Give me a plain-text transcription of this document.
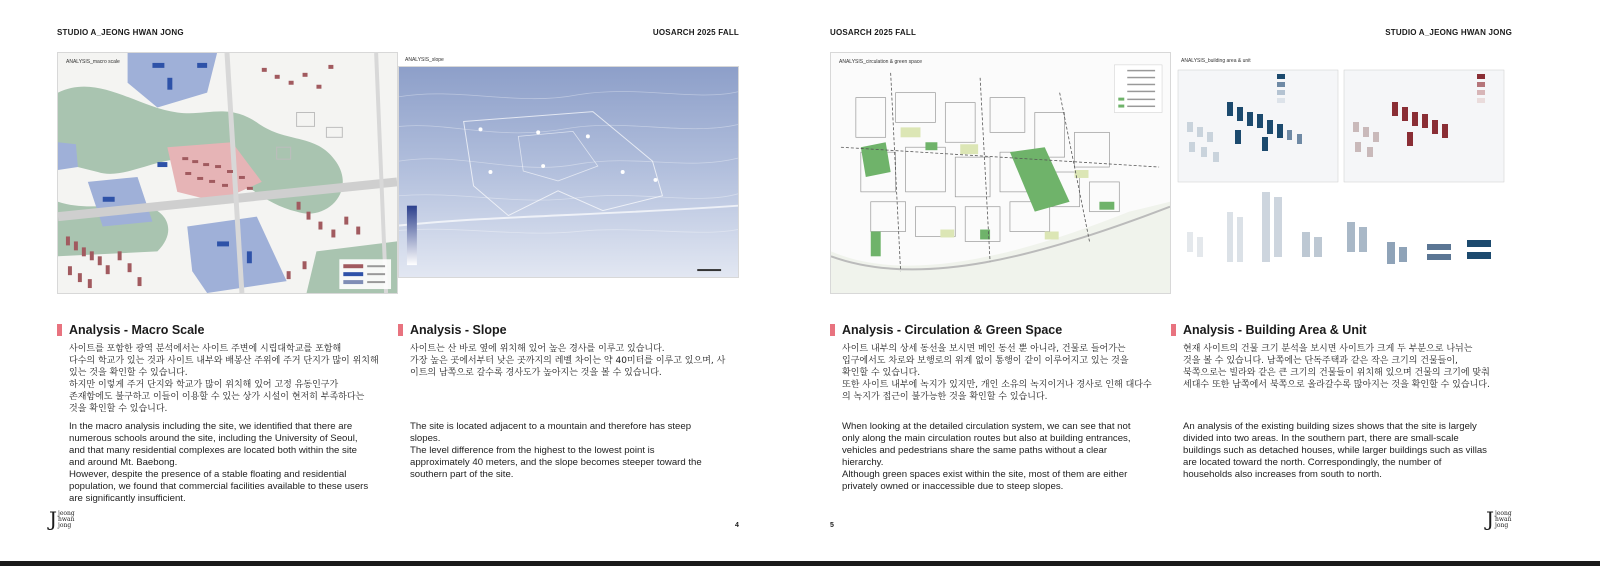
STUDIO A_JEONG HWAN JONG	UOSARCH 2025 FALL
ANALYSIS_macro scale	ANALYSIS_slope
Analysis - Macro Scale
사이트를 포함한 광역 분석에서는 사이트 주변에 시립대학교를 포함해
다수의 학교가 있는 것과 사이트 내부와 배봉산 주위에 주거 단지가 많이 위치해
있는 것을 확인할 수 있습니다.
하지만 이렇게 주거 단지와 학교가 많이 위치해 있어 고정 유동인구가
존재함에도 불구하고 이들이 이용할 수 있는 상가 시설이 현저히 부족하다는
것을 확인할 수 있습니다.
In the macro analysis including the site, we identified that there are
numerous schools around the site, including the University of Seoul,
and that many residential complexes are located both within the site
and around Mt. Baebong.
However, despite the presence of a stable floating and residential
population, we found that commercial facilities available to these users
are significantly insufficient.
Analysis - Slope
사이트는 산 바로 옆에 위치해 있어 높은 경사를 이루고 있습니다.
가장 높은 곳에서부터 낮은 곳까지의 레벨 차이는 약 40미터를 이루고 있으며, 사
이트의 남쪽으로 갈수록 경사도가 높아지는 것을 볼 수 있습니다.
The site is located adjacent to a mountain and therefore has steep
slopes.
The level difference from the highest to the lowest point is
approximately 40 meters, and the slope becomes steeper toward the
southern part of the site.
J jeong hwan jong	4
UOSARCH 2025 FALL	STUDIO A_JEONG HWAN JONG
ANALYSIS_circulation & green space	ANALYSIS_building area & unit
Analysis - Circulation & Green Space
사이트 내부의 상세 동선을 보시면 메인 동선 뿐 아니라, 건물로 들어가는
입구에서도 차로와 보행로의 위계 없이 통행이 같이 이루어지고 있는 것을
확인할 수 있습니다.
또한 사이트 내부에 녹지가 있지만, 개인 소유의 녹지이거나 경사로 인해 대다수
의 녹지가 접근이 불가능한 것을 확인할 수 있습니다.
When looking at the detailed circulation system, we can see that not
only along the main circulation routes but also at building entrances,
vehicles and pedestrians share the same paths without a clear
hierarchy.
Although green spaces exist within the site, most of them are either
privately owned or inaccessible due to steep slopes.
Analysis - Building Area & Unit
현재 사이트의 건물 크기 분석을 보시면 사이트가 크게 두 부분으로 나뉘는
것을 볼 수 있습니다. 남쪽에는 단독주택과 같은 작은 크기의 건물들이,
북쪽으로는 빌라와 같은 큰 크기의 건물들이 위치해 있으며 건물의 크기에 맞춰
세대수 또한 남쪽에서 북쪽으로 올라갈수록 많아지는 것을 확인할 수 있습니다.
An analysis of the existing building sizes shows that the site is largely
divided into two areas. In the southern part, there are small-scale
buildings such as detached houses, while larger buildings such as villas
are located toward the north. Correspondingly, the number of
households also increases from south to north.
5	J jeong hwan jong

(Written problem) Filter the records above for lines containing the word "slopes", and copy those lines.

(Reply to the task)
slopes.
privately owned or inaccessible due to steep slopes.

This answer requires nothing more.